Page:
□ □ □ □ □

Skip to content

sjunges/shielding-POMDPs

Repository files navigation

Enforcing Almost-Sure Reachability in POMDPs

This is the supplementary material for:

Enforcing Almost-sure Reachability in POMDPs by Sebastian Junges, Nils Jansen and Sanjit A. Seshia. CAV 2021.

We thank the reviewer for valuable feedback that improved the quality of this artefact.

Content and Structure

  • Videos with shielded and unshielded agents moving randomly through our 6x2 test domains.
  • Details about the models, and the model files describing the POMDPs
  • Scripts to rerun the experiments (and the pre-computed winning regions when one only wants to create more videos)

□ □ □ □ □

Exercise objective: Write the next part of the repository page on enforcing almost-sure reachability in POMDPs, starting after its last line.

Collection entries
□ □ □ □ □

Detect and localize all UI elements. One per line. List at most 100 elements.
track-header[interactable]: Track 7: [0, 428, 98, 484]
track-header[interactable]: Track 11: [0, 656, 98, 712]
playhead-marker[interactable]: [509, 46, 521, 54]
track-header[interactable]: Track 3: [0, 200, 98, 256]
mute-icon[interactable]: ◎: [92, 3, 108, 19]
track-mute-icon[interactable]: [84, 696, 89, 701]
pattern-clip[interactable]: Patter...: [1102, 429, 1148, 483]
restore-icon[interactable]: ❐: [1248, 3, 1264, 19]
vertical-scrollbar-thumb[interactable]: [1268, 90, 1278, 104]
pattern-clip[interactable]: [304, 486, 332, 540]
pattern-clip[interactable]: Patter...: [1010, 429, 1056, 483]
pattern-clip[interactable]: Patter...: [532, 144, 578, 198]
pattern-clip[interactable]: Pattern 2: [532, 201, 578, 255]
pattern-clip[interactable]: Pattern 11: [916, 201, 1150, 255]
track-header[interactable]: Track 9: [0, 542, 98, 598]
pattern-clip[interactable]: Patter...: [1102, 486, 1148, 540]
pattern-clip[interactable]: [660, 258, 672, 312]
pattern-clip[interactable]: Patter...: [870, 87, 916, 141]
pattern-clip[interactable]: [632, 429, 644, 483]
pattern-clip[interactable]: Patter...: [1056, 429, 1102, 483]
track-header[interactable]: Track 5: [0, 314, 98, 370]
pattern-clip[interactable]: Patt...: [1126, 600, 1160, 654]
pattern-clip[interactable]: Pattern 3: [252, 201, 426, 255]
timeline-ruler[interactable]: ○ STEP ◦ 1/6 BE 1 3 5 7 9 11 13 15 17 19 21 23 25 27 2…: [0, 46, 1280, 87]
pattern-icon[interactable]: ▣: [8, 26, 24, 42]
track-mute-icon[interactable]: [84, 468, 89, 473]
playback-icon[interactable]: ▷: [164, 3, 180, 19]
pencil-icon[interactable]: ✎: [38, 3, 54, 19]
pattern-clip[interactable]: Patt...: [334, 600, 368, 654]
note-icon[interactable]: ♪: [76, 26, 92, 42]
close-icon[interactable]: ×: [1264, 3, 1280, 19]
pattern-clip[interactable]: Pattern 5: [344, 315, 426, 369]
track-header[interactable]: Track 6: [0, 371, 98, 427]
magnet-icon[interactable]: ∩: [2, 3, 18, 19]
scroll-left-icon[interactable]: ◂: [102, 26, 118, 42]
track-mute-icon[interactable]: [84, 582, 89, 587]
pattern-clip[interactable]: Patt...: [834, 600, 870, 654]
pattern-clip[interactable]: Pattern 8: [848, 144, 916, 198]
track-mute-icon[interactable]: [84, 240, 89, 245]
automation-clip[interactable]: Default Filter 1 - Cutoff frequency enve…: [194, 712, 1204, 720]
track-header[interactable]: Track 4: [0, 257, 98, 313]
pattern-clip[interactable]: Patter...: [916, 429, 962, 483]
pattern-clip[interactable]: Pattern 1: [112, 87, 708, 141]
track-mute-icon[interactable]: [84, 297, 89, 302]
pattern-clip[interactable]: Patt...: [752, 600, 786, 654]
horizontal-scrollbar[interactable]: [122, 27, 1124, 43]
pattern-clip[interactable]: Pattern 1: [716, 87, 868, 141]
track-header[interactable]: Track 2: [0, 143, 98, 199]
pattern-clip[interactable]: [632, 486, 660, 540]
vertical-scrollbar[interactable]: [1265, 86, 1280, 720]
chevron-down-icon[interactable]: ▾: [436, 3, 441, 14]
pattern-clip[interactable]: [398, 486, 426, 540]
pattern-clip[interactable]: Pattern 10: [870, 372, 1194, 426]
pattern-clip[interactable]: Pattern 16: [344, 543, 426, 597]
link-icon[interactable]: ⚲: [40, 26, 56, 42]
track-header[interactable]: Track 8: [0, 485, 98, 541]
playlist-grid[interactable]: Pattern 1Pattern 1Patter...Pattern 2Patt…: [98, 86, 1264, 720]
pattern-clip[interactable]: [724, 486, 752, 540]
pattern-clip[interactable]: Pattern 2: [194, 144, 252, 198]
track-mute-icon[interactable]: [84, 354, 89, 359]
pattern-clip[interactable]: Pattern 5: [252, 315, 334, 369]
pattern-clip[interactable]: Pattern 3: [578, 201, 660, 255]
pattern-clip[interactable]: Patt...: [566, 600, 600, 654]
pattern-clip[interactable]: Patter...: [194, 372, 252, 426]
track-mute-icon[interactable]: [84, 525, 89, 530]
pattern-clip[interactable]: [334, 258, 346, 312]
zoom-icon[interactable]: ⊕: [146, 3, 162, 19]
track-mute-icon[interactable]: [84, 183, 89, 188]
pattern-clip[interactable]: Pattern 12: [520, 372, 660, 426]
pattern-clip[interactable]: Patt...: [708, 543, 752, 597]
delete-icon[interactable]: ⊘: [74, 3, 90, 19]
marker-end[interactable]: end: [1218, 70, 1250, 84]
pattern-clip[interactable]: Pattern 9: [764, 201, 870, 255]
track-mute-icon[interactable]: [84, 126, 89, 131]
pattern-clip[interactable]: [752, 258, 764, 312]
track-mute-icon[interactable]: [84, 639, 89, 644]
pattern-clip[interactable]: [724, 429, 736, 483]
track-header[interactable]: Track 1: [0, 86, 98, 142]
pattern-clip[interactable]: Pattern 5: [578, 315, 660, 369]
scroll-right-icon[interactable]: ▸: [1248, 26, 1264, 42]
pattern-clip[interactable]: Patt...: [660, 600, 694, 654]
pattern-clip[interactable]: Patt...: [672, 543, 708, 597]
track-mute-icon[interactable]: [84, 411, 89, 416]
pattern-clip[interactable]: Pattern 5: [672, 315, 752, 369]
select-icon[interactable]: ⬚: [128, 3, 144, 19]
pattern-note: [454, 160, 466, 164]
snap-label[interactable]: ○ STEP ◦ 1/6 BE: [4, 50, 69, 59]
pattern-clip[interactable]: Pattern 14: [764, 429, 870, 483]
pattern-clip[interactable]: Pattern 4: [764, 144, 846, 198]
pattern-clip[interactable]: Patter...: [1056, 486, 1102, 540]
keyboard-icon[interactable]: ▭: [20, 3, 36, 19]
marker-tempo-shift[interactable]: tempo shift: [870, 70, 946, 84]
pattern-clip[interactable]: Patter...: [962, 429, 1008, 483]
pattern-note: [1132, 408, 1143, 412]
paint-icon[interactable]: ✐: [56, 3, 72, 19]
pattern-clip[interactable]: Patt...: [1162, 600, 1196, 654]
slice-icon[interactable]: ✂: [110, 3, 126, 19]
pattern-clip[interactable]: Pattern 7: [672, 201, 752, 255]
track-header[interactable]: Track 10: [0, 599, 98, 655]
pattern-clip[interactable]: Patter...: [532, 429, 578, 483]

□ □ □ □ □

In response:
  • A docker container with the following software:
    • Storm (in a to-be-merged version), see /opt/storm
    • Stormpy (in a to-be-merged version), see /opt/stormpy
    • Gridstorm, a small library for visualising gridworlds, see /opt/gridworld
    • RLShield, a prototype to shield an agent with the computed winning regions, see /opt/rlshield

This README is structured as follows:

  • Using the Docker container
  • Computing Winning Policies with Storm
  • Shielding and Simulation with RLShield
  • Installation hints

Using a Docker container

We provide a docker container. We assume you have docker installed. Then, run:

docker pull sjunges/shieldingpomdps:cav21

or in case you downloaded this container from an (unpacked) archive:

docker load -i shieldingpomdps_docker.tar

The container is based on an container for RLShield and ultimately based on the Docker for the probabilistic model checker as provided by the Storm developers, for details, see this documentation.

The following command will run the docker container (for Windows platforms, please see the documentation from the storm website).

docker run --mount type=bind,source="$(pwd)",target=/data -w /opt/experiments -it --name shieldingpomdps sjunges/shieldingpomdps:cav21

Files that one copies into /data are available on the host system in the current working directory.

You will see a prompt inside the docker container. The README in this folder is what you are reading.

(We provide nano as a text editor. Further software can be installed by apt-get).

Note The docker may pose problems on Mac M1 silicon. Please consider setting the platform to amd64.

Computing Winning Policies

We first discuss how to compute winning policies and winning regions.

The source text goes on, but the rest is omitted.